__Your instructions__: Copy all the entries word for word, but omit the pictures.

[Rows from a figure dataset]

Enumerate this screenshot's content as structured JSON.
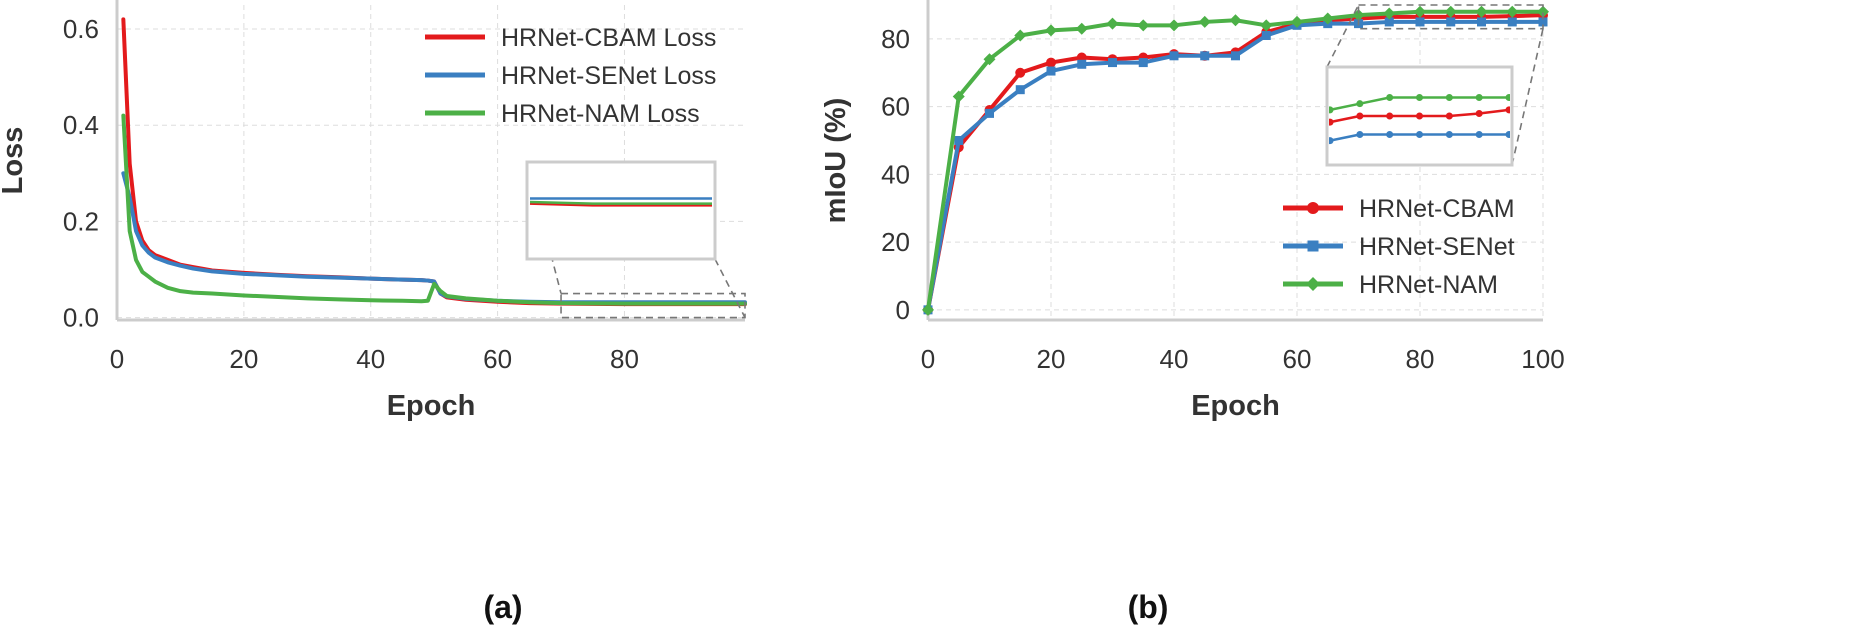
{
  "colors": {
    "red": "#e31a1c",
    "blue": "#3a7fc1",
    "green": "#4cb047",
    "grid": "#dddddd",
    "axis": "#cccccc"
  },
  "chart_data": [
    {
      "id": "a",
      "type": "line",
      "caption": "(a)",
      "title": "",
      "xlabel": "Epoch",
      "ylabel": "Loss",
      "xlim": [
        0,
        99
      ],
      "ylim": [
        -0.005,
        0.65
      ],
      "xticks": [
        "0",
        "20",
        "40",
        "60",
        "80"
      ],
      "xtick_values": [
        0,
        20,
        40,
        60,
        80
      ],
      "yticks": [
        "0.0",
        "0.2",
        "0.4",
        "0.6"
      ],
      "ytick_values": [
        0,
        0.2,
        0.4,
        0.6
      ],
      "grid": true,
      "legend_position": "top-right",
      "inset": {
        "x_range": [
          70,
          99
        ],
        "y_range": [
          0.0,
          0.05
        ]
      },
      "series": [
        {
          "name": "HRNet-CBAM Loss",
          "color_key": "red",
          "x": [
            1,
            2,
            3,
            4,
            5,
            6,
            8,
            10,
            12,
            15,
            20,
            25,
            30,
            35,
            40,
            45,
            48,
            49,
            50,
            51,
            52,
            55,
            60,
            65,
            70,
            80,
            90,
            99
          ],
          "y": [
            0.62,
            0.32,
            0.2,
            0.16,
            0.14,
            0.13,
            0.12,
            0.11,
            0.105,
            0.098,
            0.093,
            0.089,
            0.086,
            0.084,
            0.081,
            0.079,
            0.078,
            0.077,
            0.075,
            0.05,
            0.042,
            0.037,
            0.033,
            0.03,
            0.029,
            0.028,
            0.028,
            0.028
          ]
        },
        {
          "name": "HRNet-SENet Loss",
          "color_key": "blue",
          "x": [
            1,
            2,
            3,
            4,
            5,
            6,
            8,
            10,
            12,
            15,
            20,
            25,
            30,
            35,
            40,
            45,
            48,
            49,
            50,
            51,
            52,
            55,
            60,
            65,
            70,
            80,
            90,
            99
          ],
          "y": [
            0.3,
            0.25,
            0.18,
            0.15,
            0.135,
            0.125,
            0.115,
            0.108,
            0.102,
            0.096,
            0.091,
            0.088,
            0.085,
            0.083,
            0.081,
            0.079,
            0.078,
            0.077,
            0.075,
            0.05,
            0.044,
            0.039,
            0.035,
            0.033,
            0.032,
            0.032,
            0.032,
            0.032
          ]
        },
        {
          "name": "HRNet-NAM Loss",
          "color_key": "green",
          "x": [
            1,
            2,
            3,
            4,
            5,
            6,
            8,
            10,
            12,
            15,
            20,
            25,
            30,
            35,
            40,
            45,
            48,
            49,
            50,
            51,
            52,
            55,
            60,
            65,
            70,
            80,
            90,
            99
          ],
          "y": [
            0.42,
            0.18,
            0.12,
            0.095,
            0.085,
            0.075,
            0.062,
            0.055,
            0.052,
            0.05,
            0.046,
            0.043,
            0.04,
            0.038,
            0.036,
            0.035,
            0.034,
            0.035,
            0.07,
            0.055,
            0.045,
            0.04,
            0.035,
            0.032,
            0.03,
            0.029,
            0.029,
            0.029
          ]
        }
      ]
    },
    {
      "id": "b",
      "type": "line",
      "caption": "(b)",
      "title": "",
      "xlabel": "Epoch",
      "ylabel": "mIoU (%)",
      "xlim": [
        0,
        100
      ],
      "ylim": [
        -3,
        90
      ],
      "xticks": [
        "0",
        "20",
        "40",
        "60",
        "80",
        "100"
      ],
      "xtick_values": [
        0,
        20,
        40,
        60,
        80,
        100
      ],
      "yticks": [
        "0",
        "20",
        "40",
        "60",
        "80"
      ],
      "ytick_values": [
        0,
        20,
        40,
        60,
        80
      ],
      "grid": true,
      "legend_position": "center-right",
      "inset": {
        "x_range": [
          70,
          100
        ],
        "y_range": [
          83,
          90
        ]
      },
      "series": [
        {
          "name": "HRNet-CBAM",
          "color_key": "red",
          "marker": "circle",
          "x": [
            0,
            5,
            10,
            15,
            20,
            25,
            30,
            35,
            40,
            45,
            50,
            55,
            60,
            65,
            70,
            75,
            80,
            85,
            90,
            95,
            100
          ],
          "y": [
            0,
            48,
            59,
            70,
            73,
            74.5,
            74,
            74.5,
            75.5,
            75,
            76,
            82,
            84.5,
            85.5,
            86,
            86.5,
            86.5,
            86.5,
            86.5,
            86.7,
            87
          ]
        },
        {
          "name": "HRNet-SENet",
          "color_key": "blue",
          "marker": "square",
          "x": [
            0,
            5,
            10,
            15,
            20,
            25,
            30,
            35,
            40,
            45,
            50,
            55,
            60,
            65,
            70,
            75,
            80,
            85,
            90,
            95,
            100
          ],
          "y": [
            0,
            50,
            58,
            65,
            70.5,
            72.5,
            73,
            73,
            75,
            75,
            75,
            81,
            84,
            84.5,
            84.5,
            85,
            85,
            85,
            85,
            85,
            85
          ]
        },
        {
          "name": "HRNet-NAM",
          "color_key": "green",
          "marker": "diamond",
          "x": [
            0,
            5,
            10,
            15,
            20,
            25,
            30,
            35,
            40,
            45,
            50,
            55,
            60,
            65,
            70,
            75,
            80,
            85,
            90,
            95,
            100
          ],
          "y": [
            0,
            63,
            74,
            81,
            82.5,
            83,
            84.5,
            84,
            84,
            85,
            85.5,
            84,
            85,
            86,
            87,
            87.5,
            88,
            88,
            88,
            88,
            88
          ]
        }
      ]
    }
  ]
}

__Task response__:
Enumerate this screenshot's content as structured JSON.
{
  "colors": {
    "red": "#e31a1c",
    "blue": "#3a7fc1",
    "green": "#4cb047",
    "grid": "#dddddd",
    "axis": "#cccccc"
  },
  "chart_data": [
    {
      "id": "a",
      "type": "line",
      "caption": "(a)",
      "title": "",
      "xlabel": "Epoch",
      "ylabel": "Loss",
      "xlim": [
        0,
        99
      ],
      "ylim": [
        -0.005,
        0.65
      ],
      "xticks": [
        "0",
        "20",
        "40",
        "60",
        "80"
      ],
      "xtick_values": [
        0,
        20,
        40,
        60,
        80
      ],
      "yticks": [
        "0.0",
        "0.2",
        "0.4",
        "0.6"
      ],
      "ytick_values": [
        0,
        0.2,
        0.4,
        0.6
      ],
      "grid": true,
      "legend_position": "top-right",
      "inset": {
        "x_range": [
          70,
          99
        ],
        "y_range": [
          0.0,
          0.05
        ]
      },
      "series": [
        {
          "name": "HRNet-CBAM Loss",
          "color_key": "red",
          "x": [
            1,
            2,
            3,
            4,
            5,
            6,
            8,
            10,
            12,
            15,
            20,
            25,
            30,
            35,
            40,
            45,
            48,
            49,
            50,
            51,
            52,
            55,
            60,
            65,
            70,
            80,
            90,
            99
          ],
          "y": [
            0.62,
            0.32,
            0.2,
            0.16,
            0.14,
            0.13,
            0.12,
            0.11,
            0.105,
            0.098,
            0.093,
            0.089,
            0.086,
            0.084,
            0.081,
            0.079,
            0.078,
            0.077,
            0.075,
            0.05,
            0.042,
            0.037,
            0.033,
            0.03,
            0.029,
            0.028,
            0.028,
            0.028
          ]
        },
        {
          "name": "HRNet-SENet Loss",
          "color_key": "blue",
          "x": [
            1,
            2,
            3,
            4,
            5,
            6,
            8,
            10,
            12,
            15,
            20,
            25,
            30,
            35,
            40,
            45,
            48,
            49,
            50,
            51,
            52,
            55,
            60,
            65,
            70,
            80,
            90,
            99
          ],
          "y": [
            0.3,
            0.25,
            0.18,
            0.15,
            0.135,
            0.125,
            0.115,
            0.108,
            0.102,
            0.096,
            0.091,
            0.088,
            0.085,
            0.083,
            0.081,
            0.079,
            0.078,
            0.077,
            0.075,
            0.05,
            0.044,
            0.039,
            0.035,
            0.033,
            0.032,
            0.032,
            0.032,
            0.032
          ]
        },
        {
          "name": "HRNet-NAM Loss",
          "color_key": "green",
          "x": [
            1,
            2,
            3,
            4,
            5,
            6,
            8,
            10,
            12,
            15,
            20,
            25,
            30,
            35,
            40,
            45,
            48,
            49,
            50,
            51,
            52,
            55,
            60,
            65,
            70,
            80,
            90,
            99
          ],
          "y": [
            0.42,
            0.18,
            0.12,
            0.095,
            0.085,
            0.075,
            0.062,
            0.055,
            0.052,
            0.05,
            0.046,
            0.043,
            0.04,
            0.038,
            0.036,
            0.035,
            0.034,
            0.035,
            0.07,
            0.055,
            0.045,
            0.04,
            0.035,
            0.032,
            0.03,
            0.029,
            0.029,
            0.029
          ]
        }
      ]
    },
    {
      "id": "b",
      "type": "line",
      "caption": "(b)",
      "title": "",
      "xlabel": "Epoch",
      "ylabel": "mIoU (%)",
      "xlim": [
        0,
        100
      ],
      "ylim": [
        -3,
        90
      ],
      "xticks": [
        "0",
        "20",
        "40",
        "60",
        "80",
        "100"
      ],
      "xtick_values": [
        0,
        20,
        40,
        60,
        80,
        100
      ],
      "yticks": [
        "0",
        "20",
        "40",
        "60",
        "80"
      ],
      "ytick_values": [
        0,
        20,
        40,
        60,
        80
      ],
      "grid": true,
      "legend_position": "center-right",
      "inset": {
        "x_range": [
          70,
          100
        ],
        "y_range": [
          83,
          90
        ]
      },
      "series": [
        {
          "name": "HRNet-CBAM",
          "color_key": "red",
          "marker": "circle",
          "x": [
            0,
            5,
            10,
            15,
            20,
            25,
            30,
            35,
            40,
            45,
            50,
            55,
            60,
            65,
            70,
            75,
            80,
            85,
            90,
            95,
            100
          ],
          "y": [
            0,
            48,
            59,
            70,
            73,
            74.5,
            74,
            74.5,
            75.5,
            75,
            76,
            82,
            84.5,
            85.5,
            86,
            86.5,
            86.5,
            86.5,
            86.5,
            86.7,
            87
          ]
        },
        {
          "name": "HRNet-SENet",
          "color_key": "blue",
          "marker": "square",
          "x": [
            0,
            5,
            10,
            15,
            20,
            25,
            30,
            35,
            40,
            45,
            50,
            55,
            60,
            65,
            70,
            75,
            80,
            85,
            90,
            95,
            100
          ],
          "y": [
            0,
            50,
            58,
            65,
            70.5,
            72.5,
            73,
            73,
            75,
            75,
            75,
            81,
            84,
            84.5,
            84.5,
            85,
            85,
            85,
            85,
            85,
            85
          ]
        },
        {
          "name": "HRNet-NAM",
          "color_key": "green",
          "marker": "diamond",
          "x": [
            0,
            5,
            10,
            15,
            20,
            25,
            30,
            35,
            40,
            45,
            50,
            55,
            60,
            65,
            70,
            75,
            80,
            85,
            90,
            95,
            100
          ],
          "y": [
            0,
            63,
            74,
            81,
            82.5,
            83,
            84.5,
            84,
            84,
            85,
            85.5,
            84,
            85,
            86,
            87,
            87.5,
            88,
            88,
            88,
            88,
            88
          ]
        }
      ]
    }
  ]
}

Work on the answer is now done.